▶ Written request: Exact reproduction is required for all entries.

▶ Extracted records:
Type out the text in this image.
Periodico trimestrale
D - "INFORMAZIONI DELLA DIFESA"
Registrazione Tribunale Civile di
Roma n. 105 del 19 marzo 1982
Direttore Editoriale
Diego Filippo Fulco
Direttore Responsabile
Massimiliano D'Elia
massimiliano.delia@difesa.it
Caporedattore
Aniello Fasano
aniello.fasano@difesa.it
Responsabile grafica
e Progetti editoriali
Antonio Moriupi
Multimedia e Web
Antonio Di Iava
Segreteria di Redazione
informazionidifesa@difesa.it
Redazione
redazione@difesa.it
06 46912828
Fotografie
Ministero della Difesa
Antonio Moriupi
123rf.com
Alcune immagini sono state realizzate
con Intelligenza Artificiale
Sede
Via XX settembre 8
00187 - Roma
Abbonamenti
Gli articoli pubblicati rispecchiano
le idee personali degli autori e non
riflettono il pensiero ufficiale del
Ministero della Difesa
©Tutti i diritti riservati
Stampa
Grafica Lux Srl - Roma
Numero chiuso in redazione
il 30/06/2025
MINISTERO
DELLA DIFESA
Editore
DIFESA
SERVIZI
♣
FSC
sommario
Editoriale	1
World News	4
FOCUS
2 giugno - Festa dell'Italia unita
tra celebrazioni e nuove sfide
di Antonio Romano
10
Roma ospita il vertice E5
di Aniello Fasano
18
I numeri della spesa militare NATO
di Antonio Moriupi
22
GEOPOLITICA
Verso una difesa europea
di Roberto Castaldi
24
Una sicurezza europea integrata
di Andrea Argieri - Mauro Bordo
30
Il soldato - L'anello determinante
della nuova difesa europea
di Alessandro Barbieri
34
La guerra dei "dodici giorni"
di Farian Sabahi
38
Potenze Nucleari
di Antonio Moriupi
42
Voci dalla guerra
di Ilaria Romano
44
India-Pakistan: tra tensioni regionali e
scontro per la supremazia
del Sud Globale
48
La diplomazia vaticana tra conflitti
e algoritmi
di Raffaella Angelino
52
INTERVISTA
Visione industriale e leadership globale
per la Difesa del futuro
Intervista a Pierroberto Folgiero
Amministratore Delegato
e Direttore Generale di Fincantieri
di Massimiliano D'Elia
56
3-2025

▶ Response below:
Type out the text in this image.
Periodico trimestrale
D - "INFORMAZIONI DELLA DIFESA"
Registrazione Tribunale Civile di
Roma n. 105 del 19 marzo 1982
Direttore Editoriale
Diego Filippo Fulco
Direttore Responsabile
Massimiliano D'Elia
massimiliano.delia@difesa.it
Caporedattore
Aniello Fasano
aniello.fasano@difesa.it
Responsabile grafica
e Progetti editoriali
Antonio Moriupi
Multimedia e Web
Antonio Di Iava
Segreteria di Redazione
informazionidifesa@difesa.it
Redazione
redazione@difesa.it
06 46912828
Fotografie
Ministero della Difesa
Antonio Moriupi
123rf.com
Alcune immagini sono state realizzate
con Intelligenza Artificiale
Sede
Via XX settembre 8
00187 - Roma
Abbonamenti
Gli articoli pubblicati rispecchiano
le idee personali degli autori e non
riflettono il pensiero ufficiale del
Ministero della Difesa
©Tutti i diritti riservati
Stampa
Grafica Lux Srl - Roma
Numero chiuso in redazione
il 30/06/2025
MINISTERO
DELLA DIFESA
Editore
DIFESA
SERVIZI
♣
FSC
sommario
Editoriale	1
World News	4
FOCUS
2 giugno - Festa dell'Italia unita
tra celebrazioni e nuove sfide
di Antonio Romano
10
Roma ospita il vertice E5
di Aniello Fasano
18
I numeri della spesa militare NATO
di Antonio Moriupi
22
GEOPOLITICA
Verso una difesa europea
di Roberto Castaldi
24
Una sicurezza europea integrata
di Andrea Argieri - Mauro Bordo
30
Il soldato - L'anello determinante
della nuova difesa europea
di Alessandro Barbieri
34
La guerra dei "dodici giorni"
di Farian Sabahi
38
Potenze Nucleari
di Antonio Moriupi
42
Voci dalla guerra
di Ilaria Romano
44
India-Pakistan: tra tensioni regionali e
scontro per la supremazia
del Sud Globale
48
La diplomazia vaticana tra conflitti
e algoritmi
di Raffaella Angelino
52
INTERVISTA
Visione industriale e leadership globale
per la Difesa del futuro
Intervista a Pierroberto Folgiero
Amministratore Delegato
e Direttore Generale di Fincantieri
di Massimiliano D'Elia
56
3-2025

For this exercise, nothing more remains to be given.